PROVIDED INFORMATION =
────────────────────
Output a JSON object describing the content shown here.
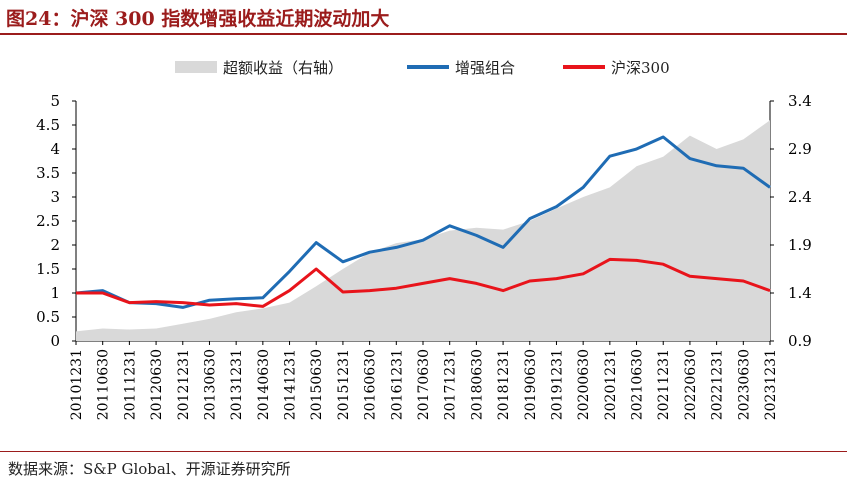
{
  "header": {
    "title": "图24：沪深 300 指数增强收益近期波动加大"
  },
  "footer": {
    "source": "数据来源：S&P Global、开源证券研究所"
  },
  "chart_data": {
    "type": "line",
    "x_labels": [
      "20101231",
      "20110630",
      "20111231",
      "20120630",
      "20121231",
      "20130630",
      "20131231",
      "20140630",
      "20141231",
      "20150630",
      "20151231",
      "20160630",
      "20161231",
      "20170630",
      "20171231",
      "20180630",
      "20181231",
      "20190630",
      "20191231",
      "20200630",
      "20201231",
      "20210630",
      "20211231",
      "20220630",
      "20221231",
      "20230630",
      "20231231"
    ],
    "left_axis": {
      "min": 0,
      "max": 5,
      "ticks": [
        "0",
        "0.5",
        "1",
        "1.5",
        "2",
        "2.5",
        "3",
        "3.5",
        "4",
        "4.5",
        "5"
      ]
    },
    "right_axis": {
      "min": 0.9,
      "max": 3.4,
      "ticks": [
        "0.9",
        "1.4",
        "1.9",
        "2.4",
        "2.9",
        "3.4"
      ]
    },
    "legend": {
      "position": "top",
      "items": [
        {
          "label": "超额收益（右轴）",
          "kind": "area",
          "color": "#d9d9d9"
        },
        {
          "label": "增强组合",
          "kind": "line",
          "color": "#1f6cb4"
        },
        {
          "label": "沪深300",
          "kind": "line",
          "color": "#e8141b"
        }
      ]
    },
    "series": [
      {
        "name": "超额收益（右轴）",
        "axis": "right",
        "type": "area",
        "color": "#d9d9d9",
        "values": [
          1.0,
          1.03,
          1.02,
          1.03,
          1.08,
          1.13,
          1.2,
          1.24,
          1.3,
          1.47,
          1.65,
          1.82,
          1.92,
          1.96,
          2.05,
          2.08,
          2.06,
          2.15,
          2.28,
          2.4,
          2.5,
          2.72,
          2.82,
          3.04,
          2.9,
          3.0,
          3.2
        ]
      },
      {
        "name": "增强组合",
        "axis": "left",
        "type": "line",
        "color": "#1f6cb4",
        "values": [
          1.0,
          1.05,
          0.8,
          0.78,
          0.7,
          0.85,
          0.88,
          0.9,
          1.45,
          2.05,
          1.65,
          1.85,
          1.95,
          2.1,
          2.4,
          2.2,
          1.95,
          2.55,
          2.8,
          3.2,
          3.85,
          4.0,
          4.25,
          3.8,
          3.65,
          3.6,
          3.2
        ]
      },
      {
        "name": "沪深300",
        "axis": "left",
        "type": "line",
        "color": "#e8141b",
        "values": [
          1.0,
          1.0,
          0.8,
          0.82,
          0.8,
          0.75,
          0.78,
          0.72,
          1.05,
          1.5,
          1.02,
          1.05,
          1.1,
          1.2,
          1.3,
          1.2,
          1.05,
          1.25,
          1.3,
          1.4,
          1.7,
          1.68,
          1.6,
          1.35,
          1.3,
          1.25,
          1.05
        ]
      }
    ]
  }
}
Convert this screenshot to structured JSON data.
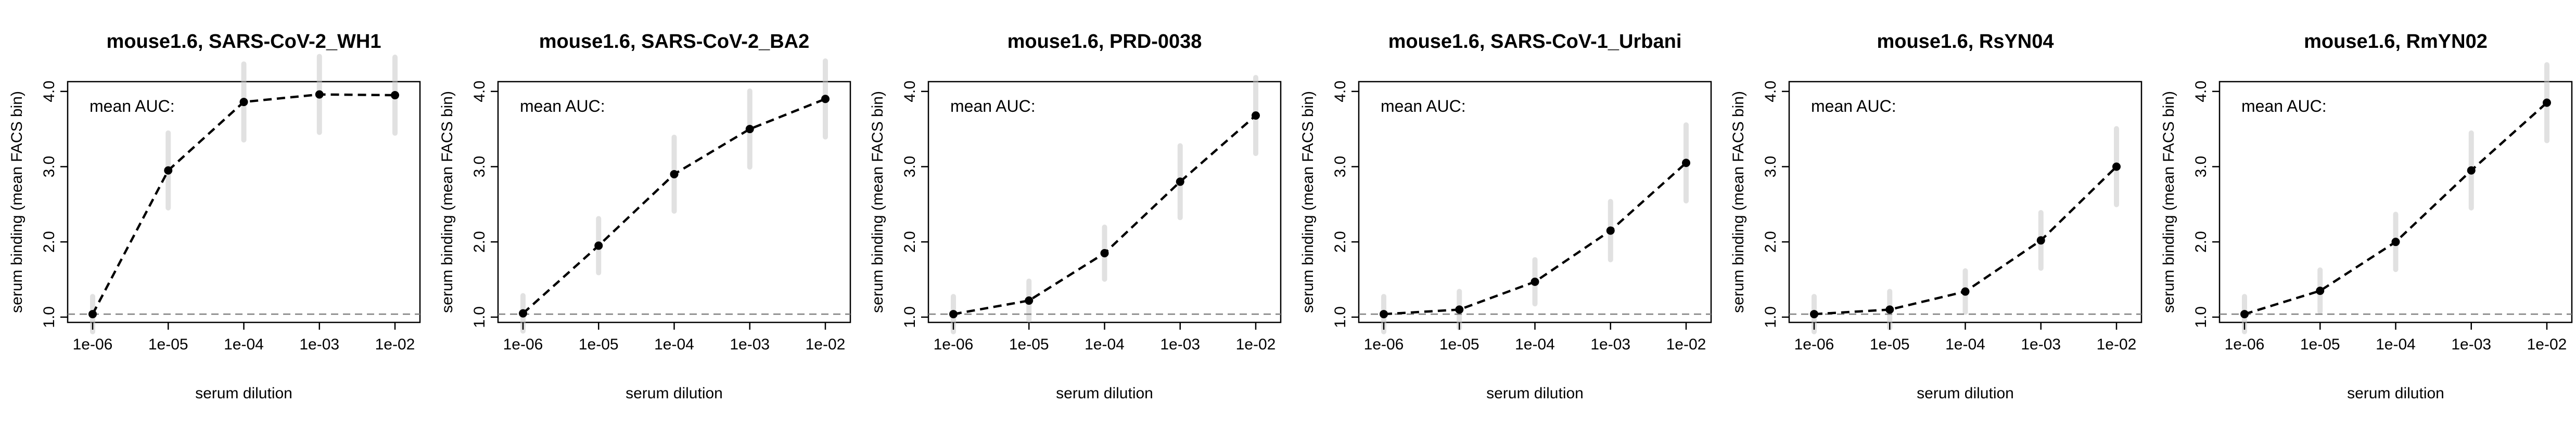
{
  "chart_data": [
    {
      "type": "line",
      "title": "mouse1.6, SARS-CoV-2_WH1",
      "annotation": "mean AUC:",
      "xlabel": "serum dilution",
      "ylabel": "serum binding (mean FACS bin)",
      "x_scale": "log",
      "x": [
        1e-06,
        1e-05,
        0.0001,
        0.001,
        0.01
      ],
      "x_tick_labels": [
        "1e-06",
        "1e-05",
        "1e-04",
        "1e-03",
        "1e-02"
      ],
      "y_ticks": [
        1.0,
        2.0,
        3.0,
        4.0
      ],
      "y_tick_labels": [
        "1.0",
        "2.0",
        "3.0",
        "4.0"
      ],
      "ylim": [
        0.93,
        4.13
      ],
      "baseline": 1.04,
      "series": [
        {
          "values": [
            1.04,
            2.95,
            3.86,
            3.96,
            3.95
          ]
        }
      ],
      "grid": false,
      "colors": {
        "line": "#000000",
        "baseline": "#808080",
        "points": "#000000",
        "spread": "#c8c8c8"
      }
    },
    {
      "type": "line",
      "title": "mouse1.6, SARS-CoV-2_BA2",
      "annotation": "mean AUC:",
      "xlabel": "serum dilution",
      "ylabel": "serum binding (mean FACS bin)",
      "x_scale": "log",
      "x": [
        1e-06,
        1e-05,
        0.0001,
        0.001,
        0.01
      ],
      "x_tick_labels": [
        "1e-06",
        "1e-05",
        "1e-04",
        "1e-03",
        "1e-02"
      ],
      "y_ticks": [
        1.0,
        2.0,
        3.0,
        4.0
      ],
      "y_tick_labels": [
        "1.0",
        "2.0",
        "3.0",
        "4.0"
      ],
      "ylim": [
        0.93,
        4.13
      ],
      "baseline": 1.04,
      "series": [
        {
          "values": [
            1.05,
            1.95,
            2.9,
            3.5,
            3.9
          ]
        }
      ],
      "grid": false,
      "colors": {
        "line": "#000000",
        "baseline": "#808080",
        "points": "#000000",
        "spread": "#c8c8c8"
      }
    },
    {
      "type": "line",
      "title": "mouse1.6, PRD-0038",
      "annotation": "mean AUC:",
      "xlabel": "serum dilution",
      "ylabel": "serum binding (mean FACS bin)",
      "x_scale": "log",
      "x": [
        1e-06,
        1e-05,
        0.0001,
        0.001,
        0.01
      ],
      "x_tick_labels": [
        "1e-06",
        "1e-05",
        "1e-04",
        "1e-03",
        "1e-02"
      ],
      "y_ticks": [
        1.0,
        2.0,
        3.0,
        4.0
      ],
      "y_tick_labels": [
        "1.0",
        "2.0",
        "3.0",
        "4.0"
      ],
      "ylim": [
        0.93,
        4.13
      ],
      "baseline": 1.04,
      "series": [
        {
          "values": [
            1.04,
            1.22,
            1.85,
            2.8,
            3.68
          ]
        }
      ],
      "grid": false,
      "colors": {
        "line": "#000000",
        "baseline": "#808080",
        "points": "#000000",
        "spread": "#c8c8c8"
      }
    },
    {
      "type": "line",
      "title": "mouse1.6, SARS-CoV-1_Urbani",
      "annotation": "mean AUC:",
      "xlabel": "serum dilution",
      "ylabel": "serum binding (mean FACS bin)",
      "x_scale": "log",
      "x": [
        1e-06,
        1e-05,
        0.0001,
        0.001,
        0.01
      ],
      "x_tick_labels": [
        "1e-06",
        "1e-05",
        "1e-04",
        "1e-03",
        "1e-02"
      ],
      "y_ticks": [
        1.0,
        2.0,
        3.0,
        4.0
      ],
      "y_tick_labels": [
        "1.0",
        "2.0",
        "3.0",
        "4.0"
      ],
      "ylim": [
        0.93,
        4.13
      ],
      "baseline": 1.04,
      "series": [
        {
          "values": [
            1.04,
            1.1,
            1.47,
            2.15,
            3.05
          ]
        }
      ],
      "grid": false,
      "colors": {
        "line": "#000000",
        "baseline": "#808080",
        "points": "#000000",
        "spread": "#c8c8c8"
      }
    },
    {
      "type": "line",
      "title": "mouse1.6, RsYN04",
      "annotation": "mean AUC:",
      "xlabel": "serum dilution",
      "ylabel": "serum binding (mean FACS bin)",
      "x_scale": "log",
      "x": [
        1e-06,
        1e-05,
        0.0001,
        0.001,
        0.01
      ],
      "x_tick_labels": [
        "1e-06",
        "1e-05",
        "1e-04",
        "1e-03",
        "1e-02"
      ],
      "y_ticks": [
        1.0,
        2.0,
        3.0,
        4.0
      ],
      "y_tick_labels": [
        "1.0",
        "2.0",
        "3.0",
        "4.0"
      ],
      "ylim": [
        0.93,
        4.13
      ],
      "baseline": 1.04,
      "series": [
        {
          "values": [
            1.04,
            1.1,
            1.34,
            2.02,
            3.0
          ]
        }
      ],
      "grid": false,
      "colors": {
        "line": "#000000",
        "baseline": "#808080",
        "points": "#000000",
        "spread": "#c8c8c8"
      }
    },
    {
      "type": "line",
      "title": "mouse1.6, RmYN02",
      "annotation": "mean AUC:",
      "xlabel": "serum dilution",
      "ylabel": "serum binding (mean FACS bin)",
      "x_scale": "log",
      "x": [
        1e-06,
        1e-05,
        0.0001,
        0.001,
        0.01
      ],
      "x_tick_labels": [
        "1e-06",
        "1e-05",
        "1e-04",
        "1e-03",
        "1e-02"
      ],
      "y_ticks": [
        1.0,
        2.0,
        3.0,
        4.0
      ],
      "y_tick_labels": [
        "1.0",
        "2.0",
        "3.0",
        "4.0"
      ],
      "ylim": [
        0.93,
        4.13
      ],
      "baseline": 1.04,
      "series": [
        {
          "values": [
            1.04,
            1.35,
            2.0,
            2.95,
            3.85
          ]
        }
      ],
      "grid": false,
      "colors": {
        "line": "#000000",
        "baseline": "#808080",
        "points": "#000000",
        "spread": "#c8c8c8"
      }
    }
  ]
}
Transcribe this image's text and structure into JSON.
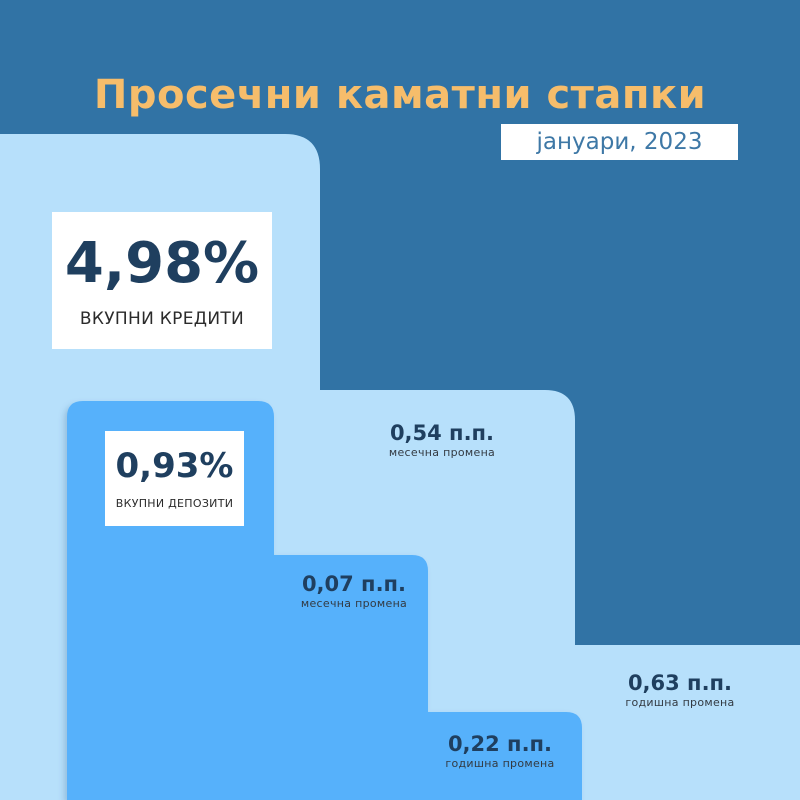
────────────────────
WHAT NEEDS TO BE DONE = Find each line holding the string "JSON" and copy it out.

THE SOLUTION =
Output a JSON object describing the content shown here.
Convert this screenshot to structured JSON data.
Transcribe this image's text and structure into JSON.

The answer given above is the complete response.